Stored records
.....

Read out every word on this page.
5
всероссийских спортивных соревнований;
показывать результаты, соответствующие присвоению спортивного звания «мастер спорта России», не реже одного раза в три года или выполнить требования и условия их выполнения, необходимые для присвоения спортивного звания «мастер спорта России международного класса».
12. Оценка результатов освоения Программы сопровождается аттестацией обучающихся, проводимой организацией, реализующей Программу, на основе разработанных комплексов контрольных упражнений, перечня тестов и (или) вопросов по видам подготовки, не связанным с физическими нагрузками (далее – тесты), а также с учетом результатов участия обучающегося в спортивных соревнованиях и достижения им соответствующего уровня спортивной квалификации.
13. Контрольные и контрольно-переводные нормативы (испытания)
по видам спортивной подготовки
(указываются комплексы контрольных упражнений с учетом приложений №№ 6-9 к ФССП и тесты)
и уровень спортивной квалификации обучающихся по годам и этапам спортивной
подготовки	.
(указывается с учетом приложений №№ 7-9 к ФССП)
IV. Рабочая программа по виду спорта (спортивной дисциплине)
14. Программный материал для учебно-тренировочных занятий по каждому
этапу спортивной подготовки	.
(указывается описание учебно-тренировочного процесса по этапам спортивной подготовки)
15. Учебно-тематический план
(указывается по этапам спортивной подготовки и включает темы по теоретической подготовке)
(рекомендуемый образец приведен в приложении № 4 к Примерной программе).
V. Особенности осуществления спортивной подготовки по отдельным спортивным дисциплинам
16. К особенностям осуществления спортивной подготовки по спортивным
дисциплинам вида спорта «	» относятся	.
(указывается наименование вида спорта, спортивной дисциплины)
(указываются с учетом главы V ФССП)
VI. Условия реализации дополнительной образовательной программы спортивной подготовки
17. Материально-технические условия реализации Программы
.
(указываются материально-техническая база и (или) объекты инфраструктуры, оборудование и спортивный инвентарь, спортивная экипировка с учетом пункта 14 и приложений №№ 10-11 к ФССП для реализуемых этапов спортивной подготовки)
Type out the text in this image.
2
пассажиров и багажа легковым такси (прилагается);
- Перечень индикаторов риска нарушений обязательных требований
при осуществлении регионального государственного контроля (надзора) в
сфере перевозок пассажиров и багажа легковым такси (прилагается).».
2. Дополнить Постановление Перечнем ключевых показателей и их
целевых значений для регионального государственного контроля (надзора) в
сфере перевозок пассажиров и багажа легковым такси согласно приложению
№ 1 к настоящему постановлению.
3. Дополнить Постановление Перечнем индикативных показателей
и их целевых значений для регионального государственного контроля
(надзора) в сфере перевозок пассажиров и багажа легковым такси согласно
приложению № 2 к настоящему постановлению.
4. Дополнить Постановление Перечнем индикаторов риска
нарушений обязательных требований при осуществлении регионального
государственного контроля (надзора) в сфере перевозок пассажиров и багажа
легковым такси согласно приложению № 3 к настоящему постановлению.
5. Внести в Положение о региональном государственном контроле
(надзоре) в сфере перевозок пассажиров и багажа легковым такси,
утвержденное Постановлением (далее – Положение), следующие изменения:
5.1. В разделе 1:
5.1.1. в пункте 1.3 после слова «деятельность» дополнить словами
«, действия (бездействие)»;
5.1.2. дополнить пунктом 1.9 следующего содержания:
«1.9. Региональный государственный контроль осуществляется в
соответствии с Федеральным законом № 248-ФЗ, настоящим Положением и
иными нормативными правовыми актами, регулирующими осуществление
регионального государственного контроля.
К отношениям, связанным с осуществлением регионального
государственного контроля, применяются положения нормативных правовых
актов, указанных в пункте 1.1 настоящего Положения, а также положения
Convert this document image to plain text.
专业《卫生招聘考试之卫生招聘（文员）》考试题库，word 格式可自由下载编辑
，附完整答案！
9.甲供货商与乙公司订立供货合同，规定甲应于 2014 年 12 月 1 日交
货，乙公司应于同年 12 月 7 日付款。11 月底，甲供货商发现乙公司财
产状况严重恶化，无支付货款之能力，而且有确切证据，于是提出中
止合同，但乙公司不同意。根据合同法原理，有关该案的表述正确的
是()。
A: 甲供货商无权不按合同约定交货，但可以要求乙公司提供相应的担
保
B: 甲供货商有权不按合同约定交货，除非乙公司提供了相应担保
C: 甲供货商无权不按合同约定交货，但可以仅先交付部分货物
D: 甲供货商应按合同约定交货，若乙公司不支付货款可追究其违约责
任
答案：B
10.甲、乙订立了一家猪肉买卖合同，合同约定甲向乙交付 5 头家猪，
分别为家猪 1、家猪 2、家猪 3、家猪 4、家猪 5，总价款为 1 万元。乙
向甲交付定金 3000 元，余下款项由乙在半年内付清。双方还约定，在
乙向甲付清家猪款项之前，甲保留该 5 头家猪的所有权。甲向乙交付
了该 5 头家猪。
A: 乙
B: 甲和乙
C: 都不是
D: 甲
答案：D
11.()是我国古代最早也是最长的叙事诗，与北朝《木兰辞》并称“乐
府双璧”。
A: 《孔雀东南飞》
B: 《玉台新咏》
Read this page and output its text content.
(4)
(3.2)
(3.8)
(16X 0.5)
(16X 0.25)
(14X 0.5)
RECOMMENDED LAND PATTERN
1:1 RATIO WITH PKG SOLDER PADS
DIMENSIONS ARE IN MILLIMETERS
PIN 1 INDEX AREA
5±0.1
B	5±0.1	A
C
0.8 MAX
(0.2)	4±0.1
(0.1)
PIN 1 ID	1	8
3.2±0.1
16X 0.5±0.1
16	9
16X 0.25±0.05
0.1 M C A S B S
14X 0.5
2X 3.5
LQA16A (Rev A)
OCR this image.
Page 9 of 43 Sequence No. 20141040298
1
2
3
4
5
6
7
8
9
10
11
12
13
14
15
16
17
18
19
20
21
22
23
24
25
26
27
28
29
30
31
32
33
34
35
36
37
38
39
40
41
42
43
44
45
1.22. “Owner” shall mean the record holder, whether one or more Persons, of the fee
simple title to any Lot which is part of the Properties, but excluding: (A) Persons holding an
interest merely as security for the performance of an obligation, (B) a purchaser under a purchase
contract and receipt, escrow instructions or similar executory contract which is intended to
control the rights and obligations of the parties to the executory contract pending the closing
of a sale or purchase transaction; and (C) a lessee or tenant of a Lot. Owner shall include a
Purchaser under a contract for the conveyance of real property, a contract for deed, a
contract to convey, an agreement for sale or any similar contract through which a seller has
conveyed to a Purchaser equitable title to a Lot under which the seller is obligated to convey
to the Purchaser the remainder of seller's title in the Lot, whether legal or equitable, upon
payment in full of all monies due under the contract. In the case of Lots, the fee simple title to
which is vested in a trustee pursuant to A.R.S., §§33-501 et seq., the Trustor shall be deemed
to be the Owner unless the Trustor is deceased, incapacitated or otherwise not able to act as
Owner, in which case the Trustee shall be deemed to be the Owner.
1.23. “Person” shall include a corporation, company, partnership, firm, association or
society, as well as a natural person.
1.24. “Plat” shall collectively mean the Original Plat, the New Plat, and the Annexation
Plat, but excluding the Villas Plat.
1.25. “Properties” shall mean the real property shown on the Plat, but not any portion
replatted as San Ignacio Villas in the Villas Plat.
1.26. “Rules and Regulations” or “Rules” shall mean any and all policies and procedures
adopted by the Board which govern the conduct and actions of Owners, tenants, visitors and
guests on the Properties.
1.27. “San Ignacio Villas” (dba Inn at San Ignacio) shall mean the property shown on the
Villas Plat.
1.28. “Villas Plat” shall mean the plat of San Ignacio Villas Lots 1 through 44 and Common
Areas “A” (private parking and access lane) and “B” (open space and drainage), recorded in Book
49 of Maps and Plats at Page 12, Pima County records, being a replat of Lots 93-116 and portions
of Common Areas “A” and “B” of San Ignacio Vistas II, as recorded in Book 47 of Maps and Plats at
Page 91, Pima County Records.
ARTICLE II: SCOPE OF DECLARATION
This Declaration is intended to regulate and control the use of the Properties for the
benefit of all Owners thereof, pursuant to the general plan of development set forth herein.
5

.....

Check each line above for the string "Lots" and show the ones that have it.

-- Completed exercise --
payment in full of all monies due under the contract. In the case of Lots, the fee simple title to
1.28. “Villas Plat” shall mean the plat of San Ignacio Villas Lots 1 through 44 and Common
49 of Maps and Plats at Page 12, Pima County records, being a replat of Lots 93-116 and portions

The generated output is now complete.